▶ [WHAT THE EXERCISE ASKS]:
How many lines in the records below hold the string "color"? Please answer with the number and nothing more.
┌────────
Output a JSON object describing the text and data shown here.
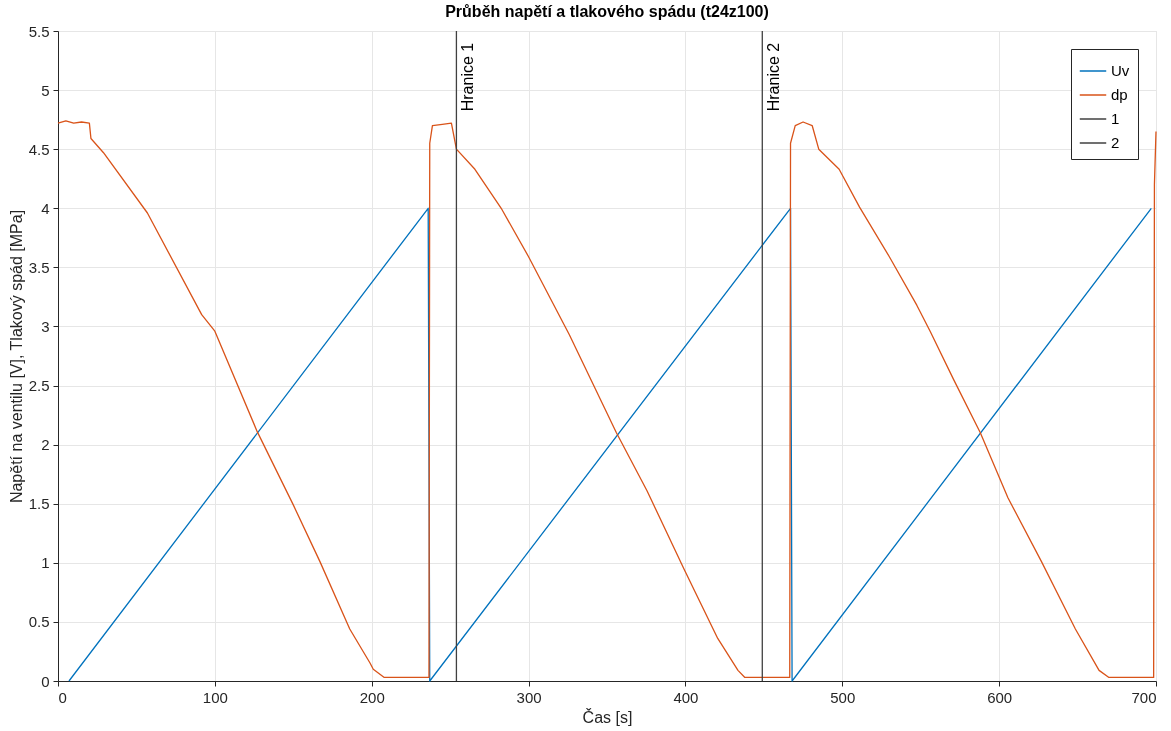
{
  "chart_data": {
    "type": "line",
    "title": "Průběh napětí a tlakového spádu (t24z100)",
    "xlabel": "Čas [s]",
    "ylabel": "Napětí na ventilu [V], Tlakový spád [MPa]",
    "xlim": [
      0,
      700
    ],
    "xticks": [
      0,
      100,
      200,
      300,
      400,
      500,
      600,
      700
    ],
    "ylim": [
      0,
      5.5
    ],
    "yticks": [
      0,
      0.5,
      1,
      1.5,
      2,
      2.5,
      3,
      3.5,
      4,
      4.5,
      5,
      5.5
    ],
    "grid": true,
    "legend": "top right",
    "line_style": "solid",
    "marker": "none",
    "series": [
      {
        "name": "Uv",
        "color": "#0072bd",
        "type": "line",
        "x": [
          7,
          236,
          237,
          467,
          468,
          697
        ],
        "values": [
          0,
          4,
          0,
          4,
          0,
          4
        ]
      },
      {
        "name": "dp",
        "color": "#d95319",
        "type": "line",
        "x": [
          0,
          5,
          10,
          15,
          20,
          21,
          29,
          57,
          91.6,
          100,
          127,
          150,
          167,
          186,
          199,
          201,
          208,
          220,
          236.5,
          237,
          238.7,
          245,
          250.8,
          254,
          265.8,
          283,
          300,
          326,
          356,
          375.5,
          399,
          420.6,
          433.5,
          437.9,
          450,
          466.5,
          467,
          470,
          475,
          480.8,
          485,
          498,
          511,
          530,
          547.5,
          556,
          571,
          588,
          605.6,
          627,
          648.6,
          663.7,
          670,
          685,
          698.5,
          699,
          700
        ],
        "values": [
          4.72,
          4.74,
          4.72,
          4.73,
          4.72,
          4.59,
          4.47,
          3.96,
          3.1,
          2.96,
          2.11,
          1.49,
          1.01,
          0.44,
          0.15,
          0.1,
          0.03,
          0.03,
          0.03,
          4.55,
          4.7,
          4.71,
          4.72,
          4.5,
          4.33,
          3.99,
          3.59,
          2.93,
          2.1,
          1.61,
          0.95,
          0.36,
          0.09,
          0.03,
          0.03,
          0.03,
          4.55,
          4.7,
          4.73,
          4.7,
          4.5,
          4.33,
          4.01,
          3.59,
          3.18,
          2.96,
          2.55,
          2.1,
          1.55,
          1.01,
          0.44,
          0.09,
          0.03,
          0.03,
          0.03,
          4.2,
          4.65
        ]
      },
      {
        "name": "1",
        "color": "#404040",
        "type": "line",
        "x": [
          254,
          254
        ],
        "values": [
          0,
          5.5
        ]
      },
      {
        "name": "2",
        "color": "#404040",
        "type": "line",
        "x": [
          449,
          449
        ],
        "values": [
          0,
          5.5
        ]
      }
    ],
    "annotations": [
      {
        "text": "Hranice 1",
        "x": 254,
        "y": 5.4
      },
      {
        "text": "Hranice 2",
        "x": 449,
        "y": 5.4
      }
    ]
  }
}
└────────
▶ [EXERCISE OUTPUT]:
4